INSTRUCTION: Faithfully return all lines, omitting every embedded picture.

INFORMATION PROVIDED:

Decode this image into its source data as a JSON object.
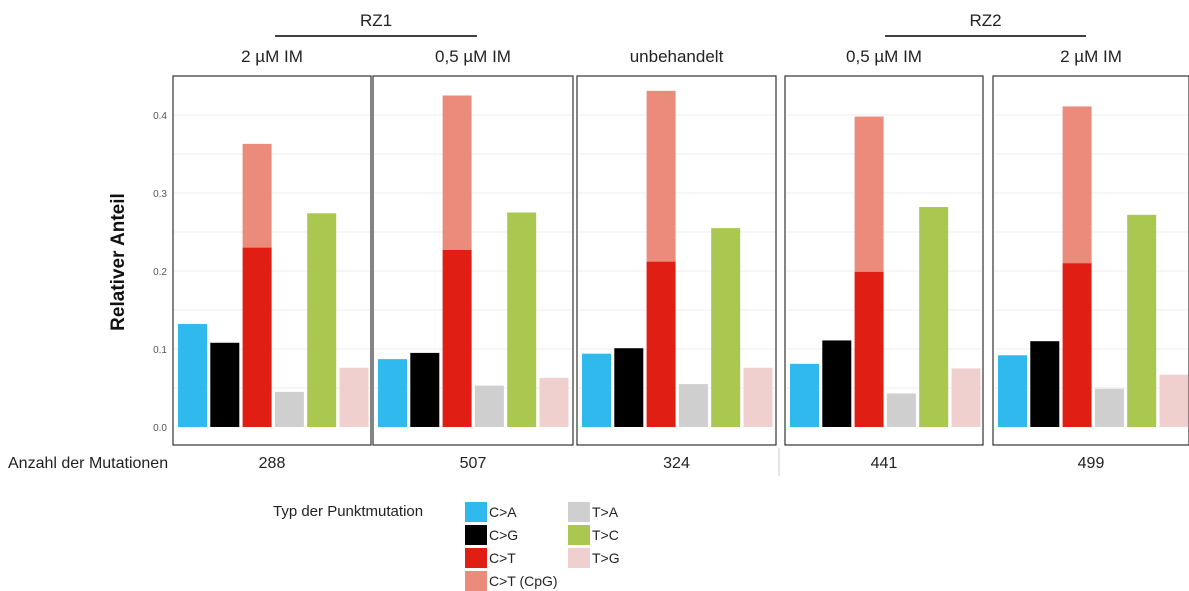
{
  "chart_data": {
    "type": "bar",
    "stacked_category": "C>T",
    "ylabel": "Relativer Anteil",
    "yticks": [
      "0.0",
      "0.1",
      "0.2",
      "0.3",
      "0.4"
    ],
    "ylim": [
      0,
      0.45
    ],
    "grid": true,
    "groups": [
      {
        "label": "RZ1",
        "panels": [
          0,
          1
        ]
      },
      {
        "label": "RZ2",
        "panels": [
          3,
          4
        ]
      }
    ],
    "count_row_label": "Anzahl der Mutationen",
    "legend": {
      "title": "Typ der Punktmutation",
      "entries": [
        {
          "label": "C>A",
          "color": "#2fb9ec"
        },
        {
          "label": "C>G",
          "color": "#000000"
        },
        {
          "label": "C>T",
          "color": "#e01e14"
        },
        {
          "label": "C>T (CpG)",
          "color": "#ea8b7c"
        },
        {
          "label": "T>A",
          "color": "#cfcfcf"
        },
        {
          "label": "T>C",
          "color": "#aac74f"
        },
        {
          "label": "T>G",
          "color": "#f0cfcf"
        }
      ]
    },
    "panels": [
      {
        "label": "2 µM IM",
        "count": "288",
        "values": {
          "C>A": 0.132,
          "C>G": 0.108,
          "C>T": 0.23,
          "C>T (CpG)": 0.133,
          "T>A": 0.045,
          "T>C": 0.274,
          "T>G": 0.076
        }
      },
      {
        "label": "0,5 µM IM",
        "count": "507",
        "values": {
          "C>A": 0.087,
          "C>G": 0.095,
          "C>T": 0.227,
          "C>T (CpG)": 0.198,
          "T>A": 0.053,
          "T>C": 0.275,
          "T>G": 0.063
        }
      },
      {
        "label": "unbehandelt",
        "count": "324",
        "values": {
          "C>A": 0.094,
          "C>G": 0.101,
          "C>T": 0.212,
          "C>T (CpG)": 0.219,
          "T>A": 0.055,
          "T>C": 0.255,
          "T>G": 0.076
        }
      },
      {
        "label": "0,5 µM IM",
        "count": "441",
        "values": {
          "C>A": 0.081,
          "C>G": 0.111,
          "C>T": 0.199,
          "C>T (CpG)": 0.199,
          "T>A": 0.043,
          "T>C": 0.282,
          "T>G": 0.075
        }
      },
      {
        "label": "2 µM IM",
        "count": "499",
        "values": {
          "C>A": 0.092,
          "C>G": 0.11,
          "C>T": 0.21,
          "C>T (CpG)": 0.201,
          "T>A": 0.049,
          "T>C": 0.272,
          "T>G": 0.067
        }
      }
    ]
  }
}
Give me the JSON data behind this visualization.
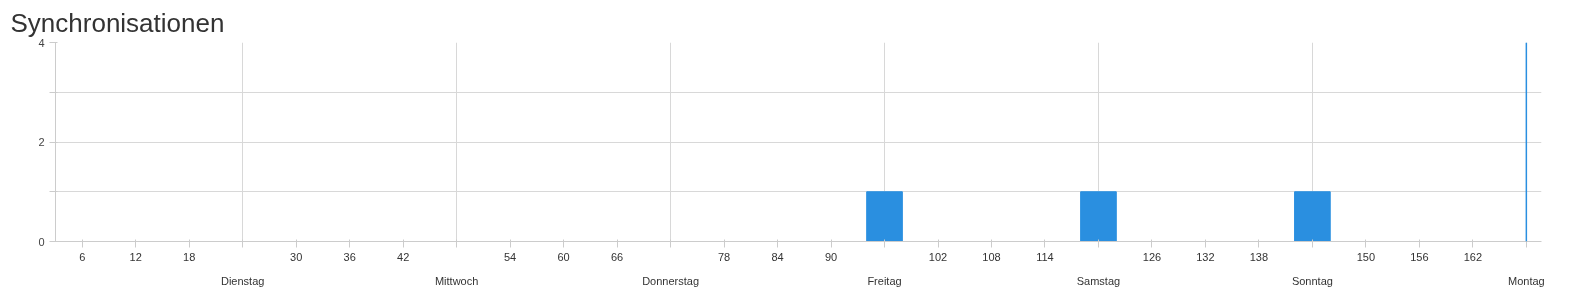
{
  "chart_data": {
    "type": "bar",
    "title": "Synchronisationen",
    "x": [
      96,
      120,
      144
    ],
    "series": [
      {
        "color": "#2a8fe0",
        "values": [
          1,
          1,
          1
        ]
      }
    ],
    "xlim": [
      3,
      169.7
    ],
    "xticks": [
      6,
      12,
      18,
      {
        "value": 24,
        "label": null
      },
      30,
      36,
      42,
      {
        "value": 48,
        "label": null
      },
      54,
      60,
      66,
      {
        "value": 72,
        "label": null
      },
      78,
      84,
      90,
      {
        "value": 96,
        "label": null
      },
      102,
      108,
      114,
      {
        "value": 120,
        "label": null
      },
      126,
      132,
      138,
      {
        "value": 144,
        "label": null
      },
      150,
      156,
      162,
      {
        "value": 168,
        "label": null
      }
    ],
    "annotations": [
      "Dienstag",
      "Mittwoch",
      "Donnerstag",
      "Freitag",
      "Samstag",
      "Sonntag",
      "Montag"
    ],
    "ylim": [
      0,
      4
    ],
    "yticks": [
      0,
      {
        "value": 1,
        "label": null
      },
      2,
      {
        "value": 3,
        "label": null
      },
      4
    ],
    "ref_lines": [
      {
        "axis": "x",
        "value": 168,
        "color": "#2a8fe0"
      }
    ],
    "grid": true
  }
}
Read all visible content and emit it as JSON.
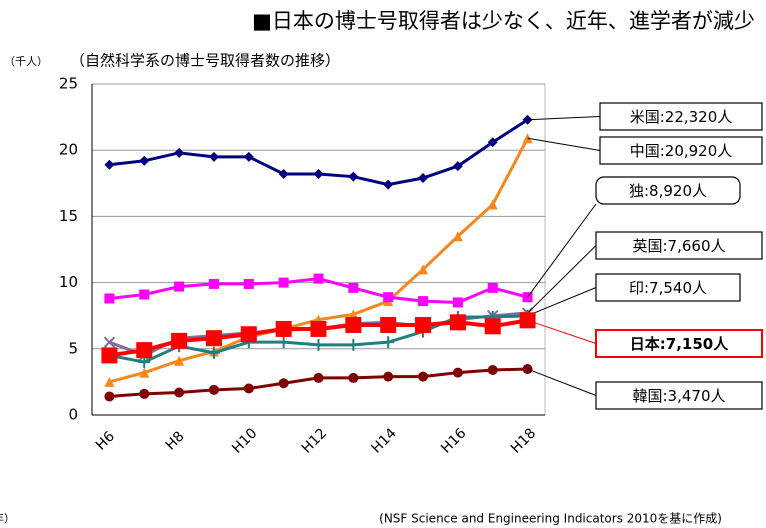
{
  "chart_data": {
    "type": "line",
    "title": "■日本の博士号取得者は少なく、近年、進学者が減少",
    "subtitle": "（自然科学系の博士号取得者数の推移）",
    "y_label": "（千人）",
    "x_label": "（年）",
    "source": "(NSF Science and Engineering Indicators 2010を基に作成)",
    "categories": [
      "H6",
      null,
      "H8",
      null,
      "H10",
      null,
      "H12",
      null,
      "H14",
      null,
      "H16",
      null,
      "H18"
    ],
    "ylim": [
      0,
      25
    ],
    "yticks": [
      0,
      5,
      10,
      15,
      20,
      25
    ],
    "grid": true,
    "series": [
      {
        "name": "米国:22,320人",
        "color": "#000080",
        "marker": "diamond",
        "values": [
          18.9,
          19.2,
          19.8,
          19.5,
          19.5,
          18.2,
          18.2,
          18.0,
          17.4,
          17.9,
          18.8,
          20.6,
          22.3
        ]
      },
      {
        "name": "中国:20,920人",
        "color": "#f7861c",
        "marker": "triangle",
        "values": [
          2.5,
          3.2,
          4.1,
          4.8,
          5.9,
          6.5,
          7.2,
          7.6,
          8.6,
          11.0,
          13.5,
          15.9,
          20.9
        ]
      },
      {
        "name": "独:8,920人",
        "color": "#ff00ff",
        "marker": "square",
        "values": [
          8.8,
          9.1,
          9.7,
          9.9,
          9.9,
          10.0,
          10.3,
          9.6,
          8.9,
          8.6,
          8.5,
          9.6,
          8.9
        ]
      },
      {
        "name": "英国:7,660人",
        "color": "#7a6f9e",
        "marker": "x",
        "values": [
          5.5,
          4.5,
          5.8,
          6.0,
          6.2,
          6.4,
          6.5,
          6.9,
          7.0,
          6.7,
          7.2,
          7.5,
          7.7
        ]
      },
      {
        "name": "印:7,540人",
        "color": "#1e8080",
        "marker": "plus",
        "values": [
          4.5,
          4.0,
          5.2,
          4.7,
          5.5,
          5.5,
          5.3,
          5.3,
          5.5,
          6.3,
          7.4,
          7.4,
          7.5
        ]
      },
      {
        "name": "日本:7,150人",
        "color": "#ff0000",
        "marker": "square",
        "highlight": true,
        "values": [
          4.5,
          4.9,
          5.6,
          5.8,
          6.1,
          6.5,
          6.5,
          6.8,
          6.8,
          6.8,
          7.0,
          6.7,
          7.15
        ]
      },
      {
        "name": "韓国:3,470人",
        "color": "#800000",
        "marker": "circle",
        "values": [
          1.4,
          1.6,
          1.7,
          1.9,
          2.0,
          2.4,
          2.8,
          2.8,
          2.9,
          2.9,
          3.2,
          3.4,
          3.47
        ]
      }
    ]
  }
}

IN RESPONSE:
Decode this image into its source data as a JSON object.
{
  "chart_data": {
    "type": "bar",
    "stacked_category": "C>T",
    "ylabel": "Relativer Anteil",
    "yticks": [
      "0.0",
      "0.1",
      "0.2",
      "0.3",
      "0.4"
    ],
    "ylim": [
      0,
      0.45
    ],
    "grid": true,
    "groups": [
      {
        "label": "RZ1",
        "panels": [
          0,
          1
        ]
      },
      {
        "label": "RZ2",
        "panels": [
          3,
          4
        ]
      }
    ],
    "count_row_label": "Anzahl der Mutationen",
    "legend": {
      "title": "Typ der Punktmutation",
      "entries": [
        {
          "label": "C>A",
          "color": "#2fb9ec"
        },
        {
          "label": "C>G",
          "color": "#000000"
        },
        {
          "label": "C>T",
          "color": "#e01e14"
        },
        {
          "label": "C>T (CpG)",
          "color": "#ea8b7c"
        },
        {
          "label": "T>A",
          "color": "#cfcfcf"
        },
        {
          "label": "T>C",
          "color": "#aac74f"
        },
        {
          "label": "T>G",
          "color": "#f0cfcf"
        }
      ]
    },
    "panels": [
      {
        "label": "2 µM IM",
        "count": "288",
        "values": {
          "C>A": 0.132,
          "C>G": 0.108,
          "C>T": 0.23,
          "C>T (CpG)": 0.133,
          "T>A": 0.045,
          "T>C": 0.274,
          "T>G": 0.076
        }
      },
      {
        "label": "0,5 µM IM",
        "count": "507",
        "values": {
          "C>A": 0.087,
          "C>G": 0.095,
          "C>T": 0.227,
          "C>T (CpG)": 0.198,
          "T>A": 0.053,
          "T>C": 0.275,
          "T>G": 0.063
        }
      },
      {
        "label": "unbehandelt",
        "count": "324",
        "values": {
          "C>A": 0.094,
          "C>G": 0.101,
          "C>T": 0.212,
          "C>T (CpG)": 0.219,
          "T>A": 0.055,
          "T>C": 0.255,
          "T>G": 0.076
        }
      },
      {
        "label": "0,5 µM IM",
        "count": "441",
        "values": {
          "C>A": 0.081,
          "C>G": 0.111,
          "C>T": 0.199,
          "C>T (CpG)": 0.199,
          "T>A": 0.043,
          "T>C": 0.282,
          "T>G": 0.075
        }
      },
      {
        "label": "2 µM IM",
        "count": "499",
        "values": {
          "C>A": 0.092,
          "C>G": 0.11,
          "C>T": 0.21,
          "C>T (CpG)": 0.201,
          "T>A": 0.049,
          "T>C": 0.272,
          "T>G": 0.067
        }
      }
    ]
  }
}
Give me the JSON data behind this visualization.
{
  "chart_data": {
    "type": "bar",
    "title": "Synchronisationen",
    "x": [
      96,
      120,
      144
    ],
    "series": [
      {
        "color": "#2a8fe0",
        "values": [
          1,
          1,
          1
        ]
      }
    ],
    "xlim": [
      3,
      169.7
    ],
    "xticks": [
      6,
      12,
      18,
      {
        "value": 24,
        "label": null
      },
      30,
      36,
      42,
      {
        "value": 48,
        "label": null
      },
      54,
      60,
      66,
      {
        "value": 72,
        "label": null
      },
      78,
      84,
      90,
      {
        "value": 96,
        "label": null
      },
      102,
      108,
      114,
      {
        "value": 120,
        "label": null
      },
      126,
      132,
      138,
      {
        "value": 144,
        "label": null
      },
      150,
      156,
      162,
      {
        "value": 168,
        "label": null
      }
    ],
    "annotations": [
      "Dienstag",
      "Mittwoch",
      "Donnerstag",
      "Freitag",
      "Samstag",
      "Sonntag",
      "Montag"
    ],
    "ylim": [
      0,
      4
    ],
    "yticks": [
      0,
      {
        "value": 1,
        "label": null
      },
      2,
      {
        "value": 3,
        "label": null
      },
      4
    ],
    "ref_lines": [
      {
        "axis": "x",
        "value": 168,
        "color": "#2a8fe0"
      }
    ],
    "grid": true
  }
}
Read all visible content and emit it as JSON.
{
  "chart_data": {
    "type": "line",
    "title": "■日本の博士号取得者は少なく、近年、進学者が減少",
    "subtitle": "（自然科学系の博士号取得者数の推移）",
    "y_label": "（千人）",
    "x_label": "（年）",
    "source": "(NSF Science and Engineering Indicators 2010を基に作成)",
    "categories": [
      "H6",
      null,
      "H8",
      null,
      "H10",
      null,
      "H12",
      null,
      "H14",
      null,
      "H16",
      null,
      "H18"
    ],
    "ylim": [
      0,
      25
    ],
    "yticks": [
      0,
      5,
      10,
      15,
      20,
      25
    ],
    "grid": true,
    "series": [
      {
        "name": "米国:22,320人",
        "color": "#000080",
        "marker": "diamond",
        "values": [
          18.9,
          19.2,
          19.8,
          19.5,
          19.5,
          18.2,
          18.2,
          18.0,
          17.4,
          17.9,
          18.8,
          20.6,
          22.3
        ]
      },
      {
        "name": "中国:20,920人",
        "color": "#f7861c",
        "marker": "triangle",
        "values": [
          2.5,
          3.2,
          4.1,
          4.8,
          5.9,
          6.5,
          7.2,
          7.6,
          8.6,
          11.0,
          13.5,
          15.9,
          20.9
        ]
      },
      {
        "name": "独:8,920人",
        "color": "#ff00ff",
        "marker": "square",
        "values": [
          8.8,
          9.1,
          9.7,
          9.9,
          9.9,
          10.0,
          10.3,
          9.6,
          8.9,
          8.6,
          8.5,
          9.6,
          8.9
        ]
      },
      {
        "name": "英国:7,660人",
        "color": "#7a6f9e",
        "marker": "x",
        "values": [
          5.5,
          4.5,
          5.8,
          6.0,
          6.2,
          6.4,
          6.5,
          6.9,
          7.0,
          6.7,
          7.2,
          7.5,
          7.7
        ]
      },
      {
        "name": "印:7,540人",
        "color": "#1e8080",
        "marker": "plus",
        "values": [
          4.5,
          4.0,
          5.2,
          4.7,
          5.5,
          5.5,
          5.3,
          5.3,
          5.5,
          6.3,
          7.4,
          7.4,
          7.5
        ]
      },
      {
        "name": "日本:7,150人",
        "color": "#ff0000",
        "marker": "square",
        "highlight": true,
        "values": [
          4.5,
          4.9,
          5.6,
          5.8,
          6.1,
          6.5,
          6.5,
          6.8,
          6.8,
          6.8,
          7.0,
          6.7,
          7.15
        ]
      },
      {
        "name": "韓国:3,470人",
        "color": "#800000",
        "marker": "circle",
        "values": [
          1.4,
          1.6,
          1.7,
          1.9,
          2.0,
          2.4,
          2.8,
          2.8,
          2.9,
          2.9,
          3.2,
          3.4,
          3.47
        ]
      }
    ]
  }
}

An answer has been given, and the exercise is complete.